■ PROMPT: Copy out all lines carrying the word "screenshot".

-- START OF MATERIAL FOR THIS TASK --

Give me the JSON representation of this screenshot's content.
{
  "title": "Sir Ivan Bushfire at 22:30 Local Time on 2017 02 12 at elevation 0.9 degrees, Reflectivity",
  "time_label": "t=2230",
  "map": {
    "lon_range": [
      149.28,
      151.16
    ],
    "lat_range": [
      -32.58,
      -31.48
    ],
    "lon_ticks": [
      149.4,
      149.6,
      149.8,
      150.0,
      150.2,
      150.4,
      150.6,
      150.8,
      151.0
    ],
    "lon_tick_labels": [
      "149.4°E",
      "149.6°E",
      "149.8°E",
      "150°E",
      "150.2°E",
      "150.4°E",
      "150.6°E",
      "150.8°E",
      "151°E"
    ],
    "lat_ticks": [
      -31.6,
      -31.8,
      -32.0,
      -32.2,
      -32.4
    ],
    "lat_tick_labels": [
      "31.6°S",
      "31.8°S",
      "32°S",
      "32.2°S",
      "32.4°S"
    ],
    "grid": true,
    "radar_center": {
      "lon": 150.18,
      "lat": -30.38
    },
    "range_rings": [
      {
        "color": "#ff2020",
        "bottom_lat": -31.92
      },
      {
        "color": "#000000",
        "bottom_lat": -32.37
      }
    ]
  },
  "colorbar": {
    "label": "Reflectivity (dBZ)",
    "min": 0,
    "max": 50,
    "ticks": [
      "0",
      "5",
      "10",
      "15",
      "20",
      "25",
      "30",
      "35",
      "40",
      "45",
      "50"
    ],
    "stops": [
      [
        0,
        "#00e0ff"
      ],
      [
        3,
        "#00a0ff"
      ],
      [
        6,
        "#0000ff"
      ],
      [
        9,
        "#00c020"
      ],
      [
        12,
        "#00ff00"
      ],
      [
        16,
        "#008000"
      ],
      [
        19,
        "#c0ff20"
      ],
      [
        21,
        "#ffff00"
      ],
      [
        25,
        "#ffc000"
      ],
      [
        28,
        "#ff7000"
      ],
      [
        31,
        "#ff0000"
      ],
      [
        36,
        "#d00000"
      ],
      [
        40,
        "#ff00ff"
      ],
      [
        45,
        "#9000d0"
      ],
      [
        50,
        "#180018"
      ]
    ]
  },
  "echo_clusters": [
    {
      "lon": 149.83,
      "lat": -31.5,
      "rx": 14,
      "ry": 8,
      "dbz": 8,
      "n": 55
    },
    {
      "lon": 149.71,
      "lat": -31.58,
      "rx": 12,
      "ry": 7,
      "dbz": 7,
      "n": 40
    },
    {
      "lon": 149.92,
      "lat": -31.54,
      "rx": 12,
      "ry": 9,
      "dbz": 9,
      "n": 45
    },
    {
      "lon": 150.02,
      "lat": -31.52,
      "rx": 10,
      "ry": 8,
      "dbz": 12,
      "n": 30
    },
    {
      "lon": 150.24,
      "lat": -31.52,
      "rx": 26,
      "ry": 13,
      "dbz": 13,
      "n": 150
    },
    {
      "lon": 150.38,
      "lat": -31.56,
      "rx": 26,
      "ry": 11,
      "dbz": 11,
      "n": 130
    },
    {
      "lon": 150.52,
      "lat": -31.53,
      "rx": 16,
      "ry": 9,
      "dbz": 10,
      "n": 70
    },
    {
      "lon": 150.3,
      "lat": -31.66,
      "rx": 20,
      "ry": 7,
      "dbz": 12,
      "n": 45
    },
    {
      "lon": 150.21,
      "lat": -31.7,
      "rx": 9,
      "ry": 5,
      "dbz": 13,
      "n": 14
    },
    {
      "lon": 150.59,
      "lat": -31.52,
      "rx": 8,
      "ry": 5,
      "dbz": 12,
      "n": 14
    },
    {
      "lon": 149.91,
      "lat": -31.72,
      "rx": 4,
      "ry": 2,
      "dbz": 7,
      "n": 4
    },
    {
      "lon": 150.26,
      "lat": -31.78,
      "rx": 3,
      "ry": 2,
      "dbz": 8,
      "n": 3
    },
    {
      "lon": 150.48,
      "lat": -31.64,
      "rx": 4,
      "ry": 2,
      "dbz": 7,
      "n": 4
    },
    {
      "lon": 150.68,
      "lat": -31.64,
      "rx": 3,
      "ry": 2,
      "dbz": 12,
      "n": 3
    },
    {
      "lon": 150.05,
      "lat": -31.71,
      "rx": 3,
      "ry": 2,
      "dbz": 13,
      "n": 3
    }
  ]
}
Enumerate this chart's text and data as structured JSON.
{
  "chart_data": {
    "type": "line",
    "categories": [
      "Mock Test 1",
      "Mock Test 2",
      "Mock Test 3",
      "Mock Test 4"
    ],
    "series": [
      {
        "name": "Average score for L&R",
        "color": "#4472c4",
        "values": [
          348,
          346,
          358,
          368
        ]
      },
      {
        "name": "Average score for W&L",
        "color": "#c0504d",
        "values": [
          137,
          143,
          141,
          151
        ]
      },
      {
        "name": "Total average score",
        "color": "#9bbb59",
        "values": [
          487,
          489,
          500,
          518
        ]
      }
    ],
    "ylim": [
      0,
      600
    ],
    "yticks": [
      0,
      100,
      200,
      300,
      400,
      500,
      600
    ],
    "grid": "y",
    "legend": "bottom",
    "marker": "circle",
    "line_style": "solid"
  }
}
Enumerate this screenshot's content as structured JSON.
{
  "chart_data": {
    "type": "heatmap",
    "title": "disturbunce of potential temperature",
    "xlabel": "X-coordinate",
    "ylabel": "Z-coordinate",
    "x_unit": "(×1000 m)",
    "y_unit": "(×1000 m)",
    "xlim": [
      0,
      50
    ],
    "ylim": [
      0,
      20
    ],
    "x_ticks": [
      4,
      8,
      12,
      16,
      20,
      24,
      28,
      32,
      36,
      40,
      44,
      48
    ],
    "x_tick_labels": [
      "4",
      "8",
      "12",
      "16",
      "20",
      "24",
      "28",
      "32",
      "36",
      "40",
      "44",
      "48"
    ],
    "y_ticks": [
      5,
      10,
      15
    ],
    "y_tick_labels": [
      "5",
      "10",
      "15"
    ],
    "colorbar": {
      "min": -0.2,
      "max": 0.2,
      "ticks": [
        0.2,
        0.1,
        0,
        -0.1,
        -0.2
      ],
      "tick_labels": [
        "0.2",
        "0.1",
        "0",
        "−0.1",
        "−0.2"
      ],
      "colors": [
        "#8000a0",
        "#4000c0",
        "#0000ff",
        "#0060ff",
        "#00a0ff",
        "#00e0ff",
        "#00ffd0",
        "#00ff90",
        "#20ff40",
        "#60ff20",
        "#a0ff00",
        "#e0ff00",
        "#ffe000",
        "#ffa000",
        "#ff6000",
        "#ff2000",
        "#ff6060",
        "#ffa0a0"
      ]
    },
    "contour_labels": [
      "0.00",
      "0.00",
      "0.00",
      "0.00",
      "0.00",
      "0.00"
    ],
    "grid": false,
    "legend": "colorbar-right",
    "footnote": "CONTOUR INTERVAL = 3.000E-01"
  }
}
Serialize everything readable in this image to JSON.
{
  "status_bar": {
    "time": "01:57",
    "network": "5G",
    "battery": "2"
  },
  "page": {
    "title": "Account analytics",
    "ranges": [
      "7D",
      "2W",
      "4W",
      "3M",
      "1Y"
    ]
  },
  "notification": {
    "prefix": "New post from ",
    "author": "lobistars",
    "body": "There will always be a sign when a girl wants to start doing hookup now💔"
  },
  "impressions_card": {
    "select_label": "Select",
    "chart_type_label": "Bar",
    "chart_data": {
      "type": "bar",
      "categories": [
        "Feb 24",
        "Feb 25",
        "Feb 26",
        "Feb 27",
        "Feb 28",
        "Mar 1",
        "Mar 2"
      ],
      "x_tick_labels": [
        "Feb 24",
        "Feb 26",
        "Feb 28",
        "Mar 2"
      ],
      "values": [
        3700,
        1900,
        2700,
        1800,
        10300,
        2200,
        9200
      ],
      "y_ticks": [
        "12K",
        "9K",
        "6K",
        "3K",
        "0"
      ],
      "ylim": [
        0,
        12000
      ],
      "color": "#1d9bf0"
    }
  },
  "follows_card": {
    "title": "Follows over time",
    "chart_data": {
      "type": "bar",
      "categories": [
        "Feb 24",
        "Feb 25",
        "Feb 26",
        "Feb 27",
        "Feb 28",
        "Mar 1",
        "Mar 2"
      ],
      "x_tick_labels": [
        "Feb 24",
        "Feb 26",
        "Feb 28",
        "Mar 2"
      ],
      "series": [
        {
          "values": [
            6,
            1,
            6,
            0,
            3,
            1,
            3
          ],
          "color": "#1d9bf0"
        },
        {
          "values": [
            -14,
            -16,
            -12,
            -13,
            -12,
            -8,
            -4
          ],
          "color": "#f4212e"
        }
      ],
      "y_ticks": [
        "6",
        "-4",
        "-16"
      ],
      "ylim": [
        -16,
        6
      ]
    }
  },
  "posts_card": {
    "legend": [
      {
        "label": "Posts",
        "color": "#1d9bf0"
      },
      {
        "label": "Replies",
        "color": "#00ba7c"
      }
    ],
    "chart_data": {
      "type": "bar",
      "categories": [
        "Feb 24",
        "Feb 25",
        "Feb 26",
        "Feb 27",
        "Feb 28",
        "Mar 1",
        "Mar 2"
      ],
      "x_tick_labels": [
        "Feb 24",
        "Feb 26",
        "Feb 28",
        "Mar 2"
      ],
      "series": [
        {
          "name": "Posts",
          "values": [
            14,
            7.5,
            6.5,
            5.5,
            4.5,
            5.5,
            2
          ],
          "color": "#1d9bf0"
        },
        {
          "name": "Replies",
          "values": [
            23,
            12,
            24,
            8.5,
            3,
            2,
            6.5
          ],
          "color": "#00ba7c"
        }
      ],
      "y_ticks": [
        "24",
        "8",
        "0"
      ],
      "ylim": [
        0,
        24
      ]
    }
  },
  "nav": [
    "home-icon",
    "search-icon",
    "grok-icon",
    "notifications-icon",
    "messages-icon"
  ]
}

-- END OF MATERIAL FOR THIS TASK --

■ CORRECT ANSWER:
Give me the JSON representation of this screenshot's content.
Enumerate this screenshot's content as structured JSON.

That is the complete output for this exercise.